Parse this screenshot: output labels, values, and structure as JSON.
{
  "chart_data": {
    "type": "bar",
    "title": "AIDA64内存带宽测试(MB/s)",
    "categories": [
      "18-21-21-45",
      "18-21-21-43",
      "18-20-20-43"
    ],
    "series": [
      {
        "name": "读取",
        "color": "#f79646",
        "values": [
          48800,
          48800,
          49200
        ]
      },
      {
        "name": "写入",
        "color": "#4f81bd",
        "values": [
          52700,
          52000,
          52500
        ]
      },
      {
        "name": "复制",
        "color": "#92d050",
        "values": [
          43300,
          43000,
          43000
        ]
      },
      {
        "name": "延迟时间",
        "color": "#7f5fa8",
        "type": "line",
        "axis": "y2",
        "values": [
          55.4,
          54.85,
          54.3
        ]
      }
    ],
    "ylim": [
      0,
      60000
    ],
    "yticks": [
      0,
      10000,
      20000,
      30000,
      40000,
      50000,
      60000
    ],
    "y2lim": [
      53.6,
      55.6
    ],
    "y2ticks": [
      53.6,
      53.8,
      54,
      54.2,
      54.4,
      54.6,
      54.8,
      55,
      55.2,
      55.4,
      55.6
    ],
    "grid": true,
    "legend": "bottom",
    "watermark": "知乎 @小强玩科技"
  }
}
━━━━━━━━━━━━━━━━━━━━
TASK STATEMENT: Reproduce the full set of records precisely.

IN RESPONSE:
Parse this screenshot: output labels, values, and structure as JSON.
{
  "chart_data": {
    "type": "bar",
    "title": "AIDA64内存带宽测试(MB/s)",
    "categories": [
      "18-21-21-45",
      "18-21-21-43",
      "18-20-20-43"
    ],
    "series": [
      {
        "name": "读取",
        "color": "#f79646",
        "values": [
          48800,
          48800,
          49200
        ]
      },
      {
        "name": "写入",
        "color": "#4f81bd",
        "values": [
          52700,
          52000,
          52500
        ]
      },
      {
        "name": "复制",
        "color": "#92d050",
        "values": [
          43300,
          43000,
          43000
        ]
      },
      {
        "name": "延迟时间",
        "color": "#7f5fa8",
        "type": "line",
        "axis": "y2",
        "values": [
          55.4,
          54.85,
          54.3
        ]
      }
    ],
    "ylim": [
      0,
      60000
    ],
    "yticks": [
      0,
      10000,
      20000,
      30000,
      40000,
      50000,
      60000
    ],
    "y2lim": [
      53.6,
      55.6
    ],
    "y2ticks": [
      53.6,
      53.8,
      54,
      54.2,
      54.4,
      54.6,
      54.8,
      55,
      55.2,
      55.4,
      55.6
    ],
    "grid": true,
    "legend": "bottom",
    "watermark": "知乎 @小强玩科技"
  }
}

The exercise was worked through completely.